## [Exercise objective]
Convert these lines into a numbered list, omitting any blank lines and leaving out the pictures.

* Start Data entries *

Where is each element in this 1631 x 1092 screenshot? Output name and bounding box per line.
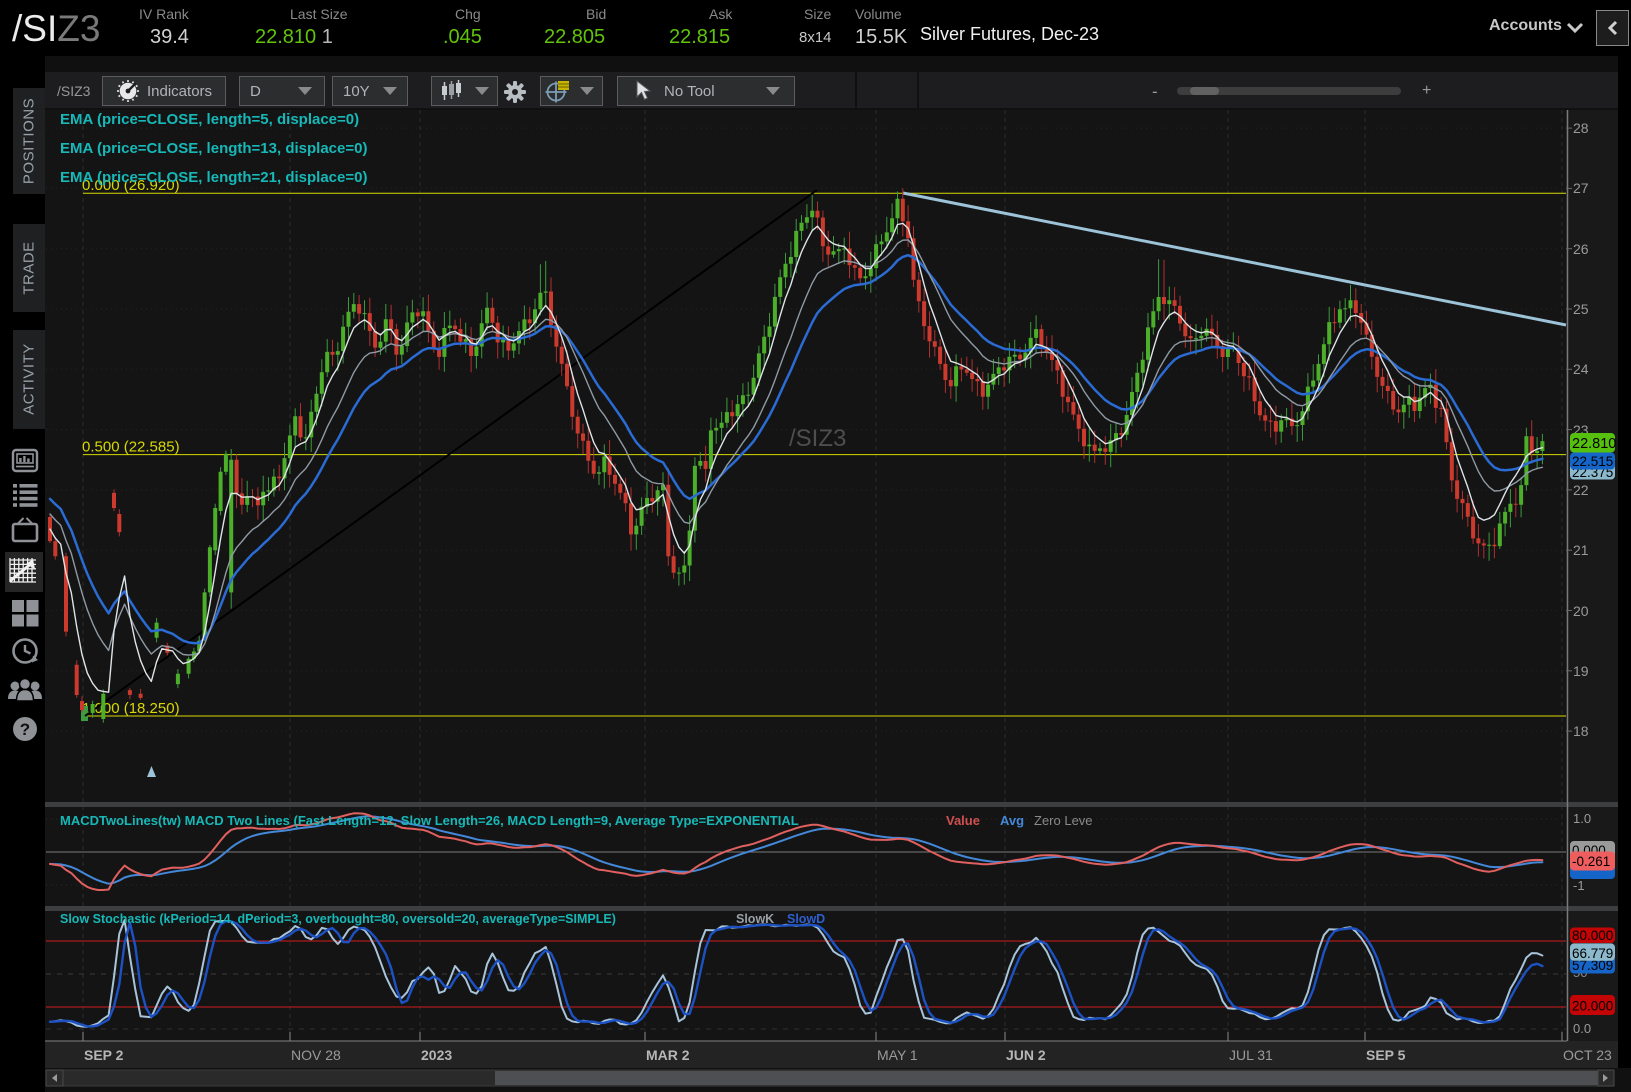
svg-text:21: 21 (1573, 542, 1589, 558)
svg-text:JUL 31: JUL 31 (1229, 1047, 1273, 1063)
svg-text:20.000: 20.000 (1572, 999, 1613, 1014)
svg-text:-0.261: -0.261 (1572, 854, 1610, 869)
svg-text:22.810: 22.810 (1572, 436, 1616, 452)
svg-text:24: 24 (1573, 361, 1589, 377)
svg-text:SlowK: SlowK (736, 912, 774, 926)
svg-text:Avg: Avg (1000, 813, 1024, 828)
svg-text:POSITIONS: POSITIONS (21, 98, 38, 184)
svg-text:22.515: 22.515 (1572, 454, 1613, 469)
svg-text:18: 18 (1573, 723, 1589, 739)
svg-text:0.000 (26.920): 0.000 (26.920) (82, 177, 180, 194)
svg-text:EMA (price=CLOSE, length=21, d: EMA (price=CLOSE, length=21, displace=0) (60, 169, 367, 186)
svg-text:25: 25 (1573, 301, 1589, 317)
svg-text:TRADE: TRADE (21, 241, 38, 294)
svg-text:22: 22 (1573, 482, 1589, 498)
svg-text:Zero Leve: Zero Leve (1034, 813, 1093, 828)
svg-text:SEP 2: SEP 2 (84, 1047, 124, 1063)
svg-text:NOV 28: NOV 28 (291, 1047, 341, 1063)
svg-text:EMA (price=CLOSE, length=13, d: EMA (price=CLOSE, length=13, displace=0) (60, 140, 367, 157)
svg-text:2023: 2023 (421, 1047, 452, 1063)
svg-text:19: 19 (1573, 663, 1589, 679)
svg-text:?: ? (20, 720, 30, 739)
svg-text:OCT 23: OCT 23 (1563, 1047, 1612, 1063)
svg-text:27: 27 (1573, 180, 1589, 196)
svg-text:1.000 (18.250): 1.000 (18.250) (82, 700, 180, 717)
svg-text:-1: -1 (1573, 878, 1585, 893)
svg-text:MAY 1: MAY 1 (877, 1047, 918, 1063)
svg-text:EMA (price=CLOSE, length=5, di: EMA (price=CLOSE, length=5, displace=0) (60, 111, 359, 128)
svg-text:66.779: 66.779 (1572, 946, 1613, 961)
svg-text:0.500 (22.585): 0.500 (22.585) (82, 439, 180, 456)
svg-text:28: 28 (1573, 120, 1589, 136)
svg-text:ACTIVITY: ACTIVITY (21, 343, 38, 415)
svg-text:/SIZ3: /SIZ3 (789, 425, 846, 452)
svg-text:20: 20 (1573, 603, 1589, 619)
svg-text:80.000: 80.000 (1572, 928, 1613, 943)
svg-text:Slow Stochastic (kPeriod=14, d: Slow Stochastic (kPeriod=14, dPeriod=3, … (60, 912, 616, 926)
svg-text:26: 26 (1573, 241, 1589, 257)
svg-text:1.0: 1.0 (1573, 811, 1591, 826)
svg-text:Value: Value (946, 813, 980, 828)
svg-text:JUN 2: JUN 2 (1006, 1047, 1046, 1063)
svg-text:SEP 5: SEP 5 (1366, 1047, 1406, 1063)
svg-text:SlowD: SlowD (787, 912, 825, 926)
svg-text:0.0: 0.0 (1573, 1021, 1591, 1036)
svg-text:57.309: 57.309 (1572, 958, 1613, 973)
svg-text:MACDTwoLines(tw) MACD Two Line: MACDTwoLines(tw) MACD Two Lines (Fast Le… (60, 813, 799, 828)
svg-text:MAR 2: MAR 2 (646, 1047, 690, 1063)
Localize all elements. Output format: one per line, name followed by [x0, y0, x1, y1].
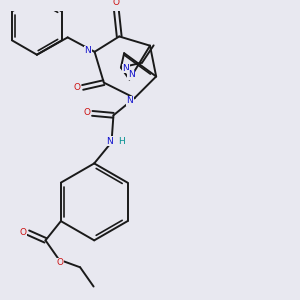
Text: O: O — [56, 258, 63, 267]
Text: O: O — [74, 83, 80, 92]
Text: O: O — [113, 0, 120, 7]
Text: N: N — [122, 64, 129, 73]
Text: N: N — [126, 96, 133, 105]
Text: O: O — [20, 228, 27, 237]
Text: O: O — [84, 108, 91, 117]
Text: N: N — [128, 70, 135, 79]
Text: N: N — [85, 46, 91, 56]
Text: N: N — [106, 137, 113, 146]
Text: H: H — [118, 137, 124, 146]
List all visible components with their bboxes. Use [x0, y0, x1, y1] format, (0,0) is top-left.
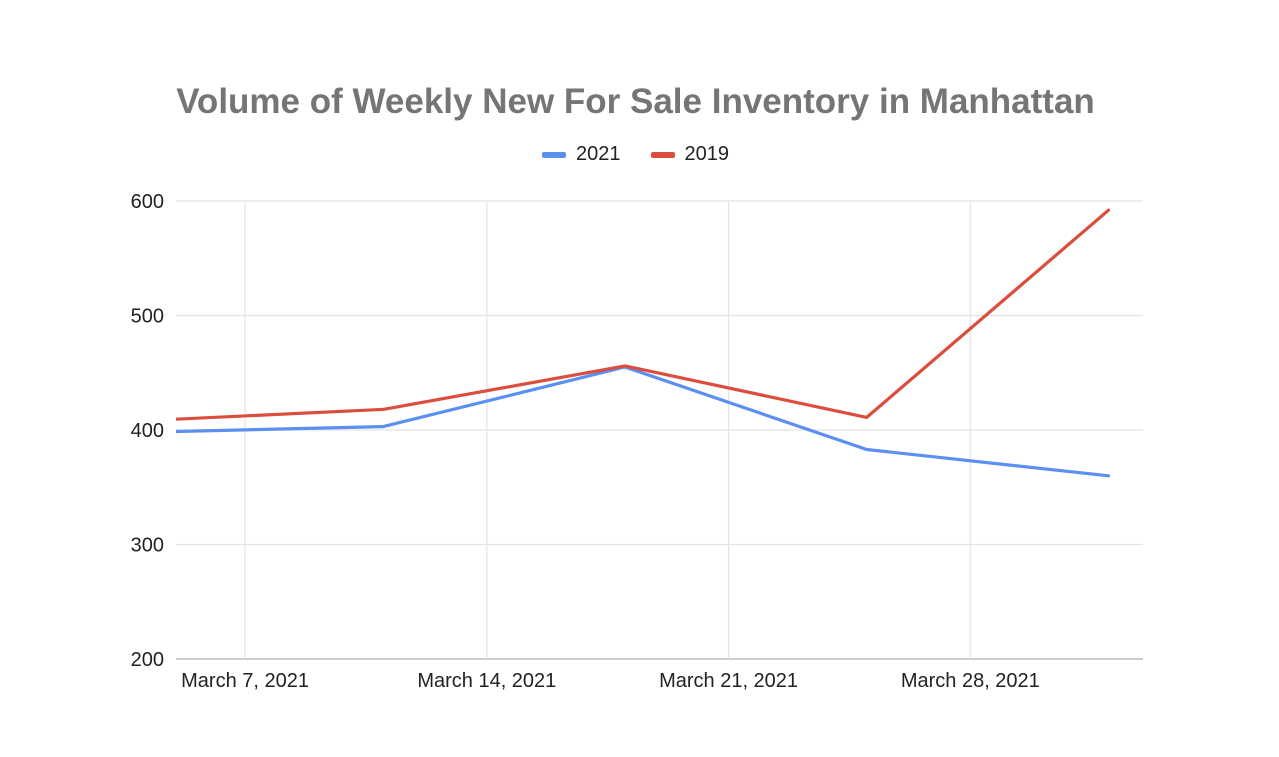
series-line-2021: [176, 365, 1111, 478]
legend-swatch-2019: [650, 151, 675, 158]
legend-item-2021[interactable]: 2021: [542, 143, 621, 166]
legend-label-2021: 2021: [576, 143, 621, 165]
chart-title: Volume of Weekly New For Sale Inventory …: [176, 82, 1095, 121]
y-tick-label-400: 400: [131, 420, 164, 442]
y-tick-label-200: 200: [131, 649, 164, 671]
legend-swatch-2021: [542, 151, 566, 158]
y-tick-label-300: 300: [131, 535, 164, 557]
x-tick-label-3: March 28, 2021: [901, 670, 1040, 692]
legend-item-2019[interactable]: 2019: [650, 143, 730, 166]
y-tick-label-600: 600: [131, 191, 164, 213]
chart-legend: 2021 2019: [0, 143, 1271, 166]
series-line-2019: [176, 208, 1111, 421]
x-tick-label-0: March 7, 2021: [181, 670, 309, 692]
x-tick-label-2: March 21, 2021: [659, 670, 798, 692]
x-tick-label-1: March 14, 2021: [417, 670, 556, 692]
legend-label-2019: 2019: [684, 143, 730, 165]
y-tick-label-500: 500: [131, 306, 164, 328]
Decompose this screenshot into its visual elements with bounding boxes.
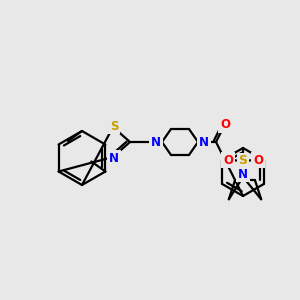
Text: N: N — [109, 152, 119, 164]
Text: N: N — [199, 136, 209, 148]
Text: O: O — [220, 118, 230, 131]
Text: N: N — [151, 136, 161, 148]
Text: S: S — [110, 119, 118, 133]
Text: O: O — [253, 154, 263, 166]
Text: S: S — [238, 154, 247, 167]
Text: O: O — [223, 154, 233, 166]
Text: N: N — [238, 167, 248, 181]
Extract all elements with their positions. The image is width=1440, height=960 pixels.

* End Data entries *

## [Task solution]
1. Where is each element in this 1631 x 1092 screenshot? Output name and bounding box per line.
2. svg-text:21: 21 (1573, 542, 1589, 558)
3. svg-text:JUL 31: JUL 31 (1229, 1047, 1273, 1063)
4. svg-text:20.000: 20.000 (1572, 999, 1613, 1014)
5. svg-text:-0.261: -0.261 (1572, 854, 1610, 869)
6. svg-text:22.810: 22.810 (1572, 436, 1616, 452)
7. svg-text:24: 24 (1573, 361, 1589, 377)
8. svg-text:SlowK: SlowK (736, 912, 774, 926)
9. svg-text:Avg: Avg (1000, 813, 1024, 828)
10. svg-text:POSITIONS: POSITIONS (21, 98, 38, 184)
11. svg-text:22.515: 22.515 (1572, 454, 1613, 469)
12. svg-text:18: 18 (1573, 723, 1589, 739)
13. svg-text:0.000 (26.920): 0.000 (26.920) (82, 177, 180, 194)
14. svg-text:EMA (price=CLOSE, length=21, d: EMA (price=CLOSE, length=21, displace=0) (60, 169, 367, 186)
15. svg-text:25: 25 (1573, 301, 1589, 317)
16. svg-text:TRADE: TRADE (21, 241, 38, 294)
17. svg-text:22: 22 (1573, 482, 1589, 498)
18. svg-text:Zero Leve: Zero Leve (1034, 813, 1093, 828)
19. svg-text:SEP 2: SEP 2 (84, 1047, 124, 1063)
20. svg-text:NOV 28: NOV 28 (291, 1047, 341, 1063)
21. svg-text:EMA (price=CLOSE, length=13, d: EMA (price=CLOSE, length=13, displace=0) (60, 140, 367, 157)
22. svg-text:2023: 2023 (421, 1047, 452, 1063)
23. svg-text:19: 19 (1573, 663, 1589, 679)
24. svg-text:?: ? (20, 720, 30, 739)
25. svg-text:OCT 23: OCT 23 (1563, 1047, 1612, 1063)
26. svg-text:27: 27 (1573, 180, 1589, 196)
27. svg-text:1.000 (18.250): 1.000 (18.250) (82, 700, 180, 717)
28. svg-text:-1: -1 (1573, 878, 1585, 893)
29. svg-text:MAY 1: MAY 1 (877, 1047, 918, 1063)
30. svg-text:EMA (price=CLOSE, length=5, di: EMA (price=CLOSE, length=5, displace=0) (60, 111, 359, 128)
31. svg-text:66.779: 66.779 (1572, 946, 1613, 961)
32. svg-text:0.500 (22.585): 0.500 (22.585) (82, 439, 180, 456)
33. svg-text:28: 28 (1573, 120, 1589, 136)
34. svg-text:ACTIVITY: ACTIVITY (21, 343, 38, 415)
35. svg-text:/SIZ3: /SIZ3 (789, 425, 846, 452)
36. svg-text:20: 20 (1573, 603, 1589, 619)
37. svg-text:80.000: 80.000 (1572, 928, 1613, 943)
38. svg-text:Slow Stochastic (kPeriod=14, d: Slow Stochastic (kPeriod=14, dPeriod=3, … (60, 912, 616, 926)
39. svg-text:26: 26 (1573, 241, 1589, 257)
40. svg-text:1.0: 1.0 (1573, 811, 1591, 826)
41. svg-text:Value: Value (946, 813, 980, 828)
42. svg-text:JUN 2: JUN 2 (1006, 1047, 1046, 1063)
43. svg-text:SEP 5: SEP 5 (1366, 1047, 1406, 1063)
44. svg-text:SlowD: SlowD (787, 912, 825, 926)
45. svg-text:0.0: 0.0 (1573, 1021, 1591, 1036)
46. svg-text:57.309: 57.309 (1572, 958, 1613, 973)
47. svg-text:MACDTwoLines(tw) MACD Two Line: MACDTwoLines(tw) MACD Two Lines (Fast Le… (60, 813, 799, 828)
48. svg-text:MAR 2: MAR 2 (646, 1047, 690, 1063)
49. Localize all elements. Output format: one per line, name followed by [x0, y0, x1, y1].
50. Text: O: O — [56, 258, 63, 267]
51. Text: O: O — [74, 83, 80, 92]
52. Text: O: O — [113, 0, 120, 7]
53. Text: N: N — [122, 64, 129, 73]
54. Text: N: N — [126, 96, 133, 105]
55. Text: O: O — [20, 228, 27, 237]
56. Text: O: O — [84, 108, 91, 117]
57. Text: N: N — [128, 70, 135, 79]
58. Text: N: N — [85, 46, 91, 56]
59. Text: N: N — [106, 137, 113, 146]
60. Text: H: H — [118, 137, 124, 146]
61. List all visible components with their bboxes. Use [x0, y0, x1, y1] format, (0,0) is top-left.
62. series-line-2021: [176, 365, 1111, 478]
63. legend-swatch-2019: [650, 151, 675, 158]
64. legend-item-2021[interactable]: 2021: [542, 143, 621, 166]
65. legend-label-2021: 2021: [576, 143, 621, 165]
66. chart-title: Volume of Weekly New For Sale Inventory …: [176, 82, 1095, 121]
67. y-tick-label-400: 400: [131, 420, 164, 442]
68. y-tick-label-200: 200: [131, 649, 164, 671]
69. legend-swatch-2021: [542, 151, 566, 158]
70. y-tick-label-300: 300: [131, 535, 164, 557]
71. x-tick-label-3: March 28, 2021: [901, 670, 1040, 692]
72. legend-item-2019[interactable]: 2019: [650, 143, 730, 166]
73. y-tick-label-600: 600: [131, 191, 164, 213]
74. chart-legend: 2021 2019: [0, 143, 1271, 166]
75. series-line-2019: [176, 208, 1111, 421]
76. x-tick-label-0: March 7, 2021: [181, 670, 309, 692]
77. x-tick-label-2: March 21, 2021: [659, 670, 798, 692]
78. x-tick-label-1: March 14, 2021: [417, 670, 556, 692]
79. legend-label-2019: 2019: [684, 143, 730, 165]
80. y-tick-label-500: 500: [131, 306, 164, 328]
81. Decompose this screenshot into its visual elements with bounding boxes.
82. Text: N: N — [109, 152, 119, 164]
83. Text: N: N — [199, 136, 209, 148]
84. Text: O: O — [220, 118, 230, 131]
85. Text: N: N — [151, 136, 161, 148]
86. Text: S: S — [110, 119, 118, 133]
87. Text: O: O — [253, 154, 263, 166]
88. Text: S: S — [238, 154, 247, 167]
89. Text: O: O — [223, 154, 233, 166]
90. Text: N: N — [238, 167, 248, 181]
91. Extract all elements with their positions. The image is width=1440, height=960 pixels.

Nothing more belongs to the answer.